● **Items**:

***

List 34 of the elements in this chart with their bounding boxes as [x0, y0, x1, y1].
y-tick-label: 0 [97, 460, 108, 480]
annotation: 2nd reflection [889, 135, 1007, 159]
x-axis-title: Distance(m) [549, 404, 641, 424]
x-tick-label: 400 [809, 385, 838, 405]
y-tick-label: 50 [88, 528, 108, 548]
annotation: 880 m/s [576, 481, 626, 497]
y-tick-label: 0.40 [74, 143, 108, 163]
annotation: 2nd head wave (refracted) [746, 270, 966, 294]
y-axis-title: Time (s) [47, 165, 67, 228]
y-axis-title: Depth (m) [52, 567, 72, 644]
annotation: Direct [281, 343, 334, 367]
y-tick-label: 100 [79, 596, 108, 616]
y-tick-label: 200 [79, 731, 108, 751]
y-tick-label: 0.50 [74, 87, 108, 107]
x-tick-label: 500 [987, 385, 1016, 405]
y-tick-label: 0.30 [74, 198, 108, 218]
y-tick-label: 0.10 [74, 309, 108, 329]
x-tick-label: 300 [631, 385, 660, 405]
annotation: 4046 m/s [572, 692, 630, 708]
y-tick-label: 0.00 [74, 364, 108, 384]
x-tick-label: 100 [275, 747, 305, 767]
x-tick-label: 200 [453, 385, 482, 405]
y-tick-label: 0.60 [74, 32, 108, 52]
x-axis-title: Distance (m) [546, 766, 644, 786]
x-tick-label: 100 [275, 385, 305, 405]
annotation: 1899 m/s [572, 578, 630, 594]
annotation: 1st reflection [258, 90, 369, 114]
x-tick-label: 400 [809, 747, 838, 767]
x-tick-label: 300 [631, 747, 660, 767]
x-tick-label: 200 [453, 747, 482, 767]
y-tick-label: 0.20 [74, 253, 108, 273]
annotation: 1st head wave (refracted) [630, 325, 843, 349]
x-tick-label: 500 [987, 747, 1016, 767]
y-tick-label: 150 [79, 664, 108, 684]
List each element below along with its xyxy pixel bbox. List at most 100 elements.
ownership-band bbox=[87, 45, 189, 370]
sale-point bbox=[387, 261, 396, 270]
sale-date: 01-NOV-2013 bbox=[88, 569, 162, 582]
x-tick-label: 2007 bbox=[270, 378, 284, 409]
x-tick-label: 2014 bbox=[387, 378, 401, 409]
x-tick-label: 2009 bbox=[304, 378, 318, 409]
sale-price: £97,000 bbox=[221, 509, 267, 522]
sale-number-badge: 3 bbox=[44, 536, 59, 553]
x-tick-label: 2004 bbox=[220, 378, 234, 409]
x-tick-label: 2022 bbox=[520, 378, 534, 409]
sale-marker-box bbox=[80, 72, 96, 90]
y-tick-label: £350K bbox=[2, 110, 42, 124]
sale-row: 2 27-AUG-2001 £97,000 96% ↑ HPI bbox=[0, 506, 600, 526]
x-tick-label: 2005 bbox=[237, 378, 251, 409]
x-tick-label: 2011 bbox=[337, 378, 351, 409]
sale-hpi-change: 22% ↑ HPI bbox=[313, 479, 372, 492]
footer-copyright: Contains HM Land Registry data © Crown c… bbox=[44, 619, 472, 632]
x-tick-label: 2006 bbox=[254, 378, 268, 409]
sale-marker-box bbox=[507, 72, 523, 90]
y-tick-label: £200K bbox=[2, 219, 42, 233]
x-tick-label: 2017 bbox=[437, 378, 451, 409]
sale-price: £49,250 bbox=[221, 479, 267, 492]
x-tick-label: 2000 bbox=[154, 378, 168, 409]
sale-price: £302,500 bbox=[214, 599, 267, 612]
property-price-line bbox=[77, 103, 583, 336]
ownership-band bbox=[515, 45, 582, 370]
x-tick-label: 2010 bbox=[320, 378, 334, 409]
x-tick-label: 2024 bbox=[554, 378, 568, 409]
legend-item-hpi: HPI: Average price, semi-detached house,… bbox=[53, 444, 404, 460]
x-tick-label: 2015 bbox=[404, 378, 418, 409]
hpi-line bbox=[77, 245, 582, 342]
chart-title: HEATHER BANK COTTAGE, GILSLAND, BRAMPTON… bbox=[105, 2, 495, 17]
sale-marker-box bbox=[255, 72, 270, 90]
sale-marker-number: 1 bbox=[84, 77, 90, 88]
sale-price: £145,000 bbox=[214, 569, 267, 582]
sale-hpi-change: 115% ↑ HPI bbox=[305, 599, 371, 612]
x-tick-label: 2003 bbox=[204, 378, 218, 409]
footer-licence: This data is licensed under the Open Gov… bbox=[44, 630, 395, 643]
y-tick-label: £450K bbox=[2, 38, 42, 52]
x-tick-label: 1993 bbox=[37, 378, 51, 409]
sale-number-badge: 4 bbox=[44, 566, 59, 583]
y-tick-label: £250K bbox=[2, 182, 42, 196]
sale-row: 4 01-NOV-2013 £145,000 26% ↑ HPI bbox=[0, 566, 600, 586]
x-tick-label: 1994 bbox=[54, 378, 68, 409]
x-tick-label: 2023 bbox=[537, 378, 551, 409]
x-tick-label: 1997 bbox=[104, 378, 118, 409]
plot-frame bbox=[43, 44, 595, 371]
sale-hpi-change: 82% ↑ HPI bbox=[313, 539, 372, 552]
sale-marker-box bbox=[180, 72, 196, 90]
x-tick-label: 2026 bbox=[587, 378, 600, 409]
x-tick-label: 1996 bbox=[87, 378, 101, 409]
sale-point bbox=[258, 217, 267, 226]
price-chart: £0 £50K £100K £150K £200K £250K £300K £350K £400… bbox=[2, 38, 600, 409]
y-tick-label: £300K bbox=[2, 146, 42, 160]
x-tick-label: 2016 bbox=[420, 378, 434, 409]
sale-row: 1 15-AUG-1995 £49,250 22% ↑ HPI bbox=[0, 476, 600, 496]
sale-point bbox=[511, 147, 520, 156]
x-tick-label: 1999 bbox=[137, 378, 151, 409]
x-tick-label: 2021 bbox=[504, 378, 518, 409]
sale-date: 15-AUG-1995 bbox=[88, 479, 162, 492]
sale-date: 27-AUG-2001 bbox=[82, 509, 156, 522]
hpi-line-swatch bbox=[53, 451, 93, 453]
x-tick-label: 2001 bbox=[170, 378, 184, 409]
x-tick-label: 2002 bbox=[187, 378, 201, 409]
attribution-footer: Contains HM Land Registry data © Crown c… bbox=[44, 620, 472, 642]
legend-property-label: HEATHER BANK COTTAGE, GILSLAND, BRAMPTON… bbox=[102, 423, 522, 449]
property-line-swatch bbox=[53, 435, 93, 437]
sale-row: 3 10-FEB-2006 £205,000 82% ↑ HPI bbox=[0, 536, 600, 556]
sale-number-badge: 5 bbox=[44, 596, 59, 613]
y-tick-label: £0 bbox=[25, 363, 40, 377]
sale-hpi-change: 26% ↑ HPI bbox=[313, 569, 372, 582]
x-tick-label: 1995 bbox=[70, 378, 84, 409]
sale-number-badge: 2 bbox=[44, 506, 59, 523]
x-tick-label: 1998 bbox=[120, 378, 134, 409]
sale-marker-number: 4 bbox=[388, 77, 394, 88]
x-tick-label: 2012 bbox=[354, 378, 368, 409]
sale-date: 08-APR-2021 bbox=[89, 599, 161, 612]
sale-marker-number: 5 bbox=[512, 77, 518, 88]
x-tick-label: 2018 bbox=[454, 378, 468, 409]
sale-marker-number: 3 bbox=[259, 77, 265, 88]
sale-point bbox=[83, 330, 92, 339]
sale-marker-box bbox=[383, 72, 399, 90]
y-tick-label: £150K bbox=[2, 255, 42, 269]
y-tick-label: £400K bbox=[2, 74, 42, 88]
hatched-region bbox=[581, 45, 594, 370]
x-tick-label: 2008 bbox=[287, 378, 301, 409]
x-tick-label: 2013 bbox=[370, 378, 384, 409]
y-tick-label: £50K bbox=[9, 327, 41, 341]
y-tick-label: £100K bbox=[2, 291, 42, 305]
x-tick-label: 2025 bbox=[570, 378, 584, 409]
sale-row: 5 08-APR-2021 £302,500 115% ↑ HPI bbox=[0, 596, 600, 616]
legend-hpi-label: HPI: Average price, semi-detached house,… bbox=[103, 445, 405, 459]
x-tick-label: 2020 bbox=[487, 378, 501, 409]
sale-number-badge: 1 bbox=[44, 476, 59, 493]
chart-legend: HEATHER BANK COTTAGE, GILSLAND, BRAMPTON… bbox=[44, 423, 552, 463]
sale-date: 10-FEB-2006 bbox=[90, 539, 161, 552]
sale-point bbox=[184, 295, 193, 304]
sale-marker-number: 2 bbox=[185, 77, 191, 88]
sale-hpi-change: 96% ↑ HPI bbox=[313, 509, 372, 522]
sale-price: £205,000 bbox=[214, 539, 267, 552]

***

● **To be done**: Print the material from its first line up to and including the line that contains "y-tick-label: 200 [79, 731, 108, 751]".

● **Answer in full**:
List 34 of the elements in this chart with their bounding boxes as [x0, y0, x1, y1].
y-tick-label: 0 [97, 460, 108, 480]
annotation: 2nd reflection [889, 135, 1007, 159]
x-axis-title: Distance(m) [549, 404, 641, 424]
x-tick-label: 400 [809, 385, 838, 405]
y-tick-label: 50 [88, 528, 108, 548]
annotation: 880 m/s [576, 481, 626, 497]
y-tick-label: 0.40 [74, 143, 108, 163]
annotation: 2nd head wave (refracted) [746, 270, 966, 294]
y-axis-title: Time (s) [47, 165, 67, 228]
y-axis-title: Depth (m) [52, 567, 72, 644]
annotation: Direct [281, 343, 334, 367]
y-tick-label: 100 [79, 596, 108, 616]
y-tick-label: 200 [79, 731, 108, 751]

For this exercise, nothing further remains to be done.